**TEXTAUSZUG**
______________________________

Denn letztlich ist der Schlaf unser stillster Ausgleich. Während draußen die Uhren ticken, repariert der Körper, was der Tag verbraucht hat. Muskeln entspannen sich, das Gehirn sortiert Eindrücke, die Temperatur sinkt, der Atem wird ruhig. In dieser Zeit ist das Bett kein Ort mehr, sondern ein Zustand – eine Rückkehr zu sich selbst. Und vielleicht ist das die eigentliche Botschaft der Zeitumstellung: dass es gar nicht darum geht, Zeit zu gewinnen, sondern sie wieder zu spüren.
Am Ende bleibt also nicht die gewonnene Stunde, sondern die Erkenntnis, dass man Zeit nicht einfach verschieben kann, ohne etwas in sich selbst zu verschieben. Wer das begreift, geht gelassener mit diesen Umstellungen um – und vielleicht auch mit dem eigenen Alltag. Denn egal, ob Sommer- oder Winterzeit: Unser Körper tickt nach Sonne, nicht nach Uhr. Und ein gutes Bett hilft ihm dabei, das auszuhalten.

______________________________

**MATERIAL**
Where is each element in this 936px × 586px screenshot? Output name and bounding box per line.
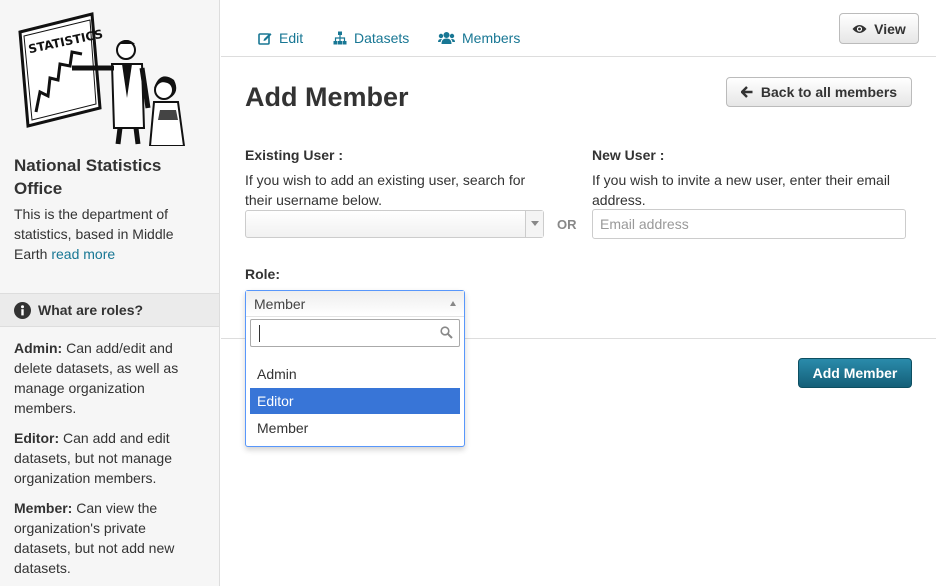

______________________________

**ARBEITSAUFTRAG**
Schreibe den Textauszug über Schlaf und Zeitumstellung weiter, und zwar im Anschluss an seinen letzten Satz.

**ERGEBNIS**
Vielleicht ist genau jetzt der richtige Moment, um dem eigenen Schlaf wieder mehr Aufmerksamkeit zu schenken. Wenn die Tage kürzer werden und das Licht seltener ist, wird das Bett zum wichtigsten Ort der Erholung – und fast ein Stück Gegenwelt zu allem, was draußen zu schnell geworden ist. Ein guter Schlafplatz ist kein Zufall. Er entsteht aus Ruhe, aus Materialien, die atmen, und aus dem Wissen, dass guter Schlaf nicht beginnt, wenn man die Augen schließt, sondern wenn man sich aufgehoben fühlt. So betrachtet, ist die Zeitumstellung gar keine Störung, sondern eine Erinnerung. Daran, dass Schlaf kein Nebenprodukt des Tages ist, sondern seine Grundlage. Und dass es sich lohnt, ihn ernst zu nehmen – Stunde für Stunde, Nacht für Nacht.